Available data >>
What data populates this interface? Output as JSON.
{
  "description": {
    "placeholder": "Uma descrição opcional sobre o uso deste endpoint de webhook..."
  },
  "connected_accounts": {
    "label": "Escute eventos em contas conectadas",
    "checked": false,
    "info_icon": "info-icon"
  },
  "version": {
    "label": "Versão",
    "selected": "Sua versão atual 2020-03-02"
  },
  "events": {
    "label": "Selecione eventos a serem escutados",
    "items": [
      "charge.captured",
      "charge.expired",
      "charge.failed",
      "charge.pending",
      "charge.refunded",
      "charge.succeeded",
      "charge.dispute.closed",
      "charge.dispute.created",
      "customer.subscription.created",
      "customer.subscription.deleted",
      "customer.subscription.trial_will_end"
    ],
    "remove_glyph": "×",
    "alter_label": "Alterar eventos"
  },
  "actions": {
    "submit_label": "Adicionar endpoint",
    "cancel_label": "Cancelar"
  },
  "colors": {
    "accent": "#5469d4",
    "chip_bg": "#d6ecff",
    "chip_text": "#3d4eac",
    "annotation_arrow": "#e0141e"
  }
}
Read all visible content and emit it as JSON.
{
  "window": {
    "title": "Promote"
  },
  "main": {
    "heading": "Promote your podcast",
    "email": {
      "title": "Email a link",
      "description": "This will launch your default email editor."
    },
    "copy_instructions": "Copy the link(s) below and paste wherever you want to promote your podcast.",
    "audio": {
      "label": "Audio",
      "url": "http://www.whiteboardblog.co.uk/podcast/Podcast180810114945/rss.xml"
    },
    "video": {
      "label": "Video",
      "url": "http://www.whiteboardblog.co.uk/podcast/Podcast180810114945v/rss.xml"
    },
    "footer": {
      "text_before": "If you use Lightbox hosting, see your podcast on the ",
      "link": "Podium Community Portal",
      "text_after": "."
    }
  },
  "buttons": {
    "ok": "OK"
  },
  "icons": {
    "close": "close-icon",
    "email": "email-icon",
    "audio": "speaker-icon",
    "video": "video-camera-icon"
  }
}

Task directions >>
Pull out every line of the records that includes the string "link".

Finished exercise >>
      "title": "Email a link",
    "copy_instructions": "Copy the link(s) below and paste wherever you want to promote your podcast.",
      "link": "Podium Community Portal",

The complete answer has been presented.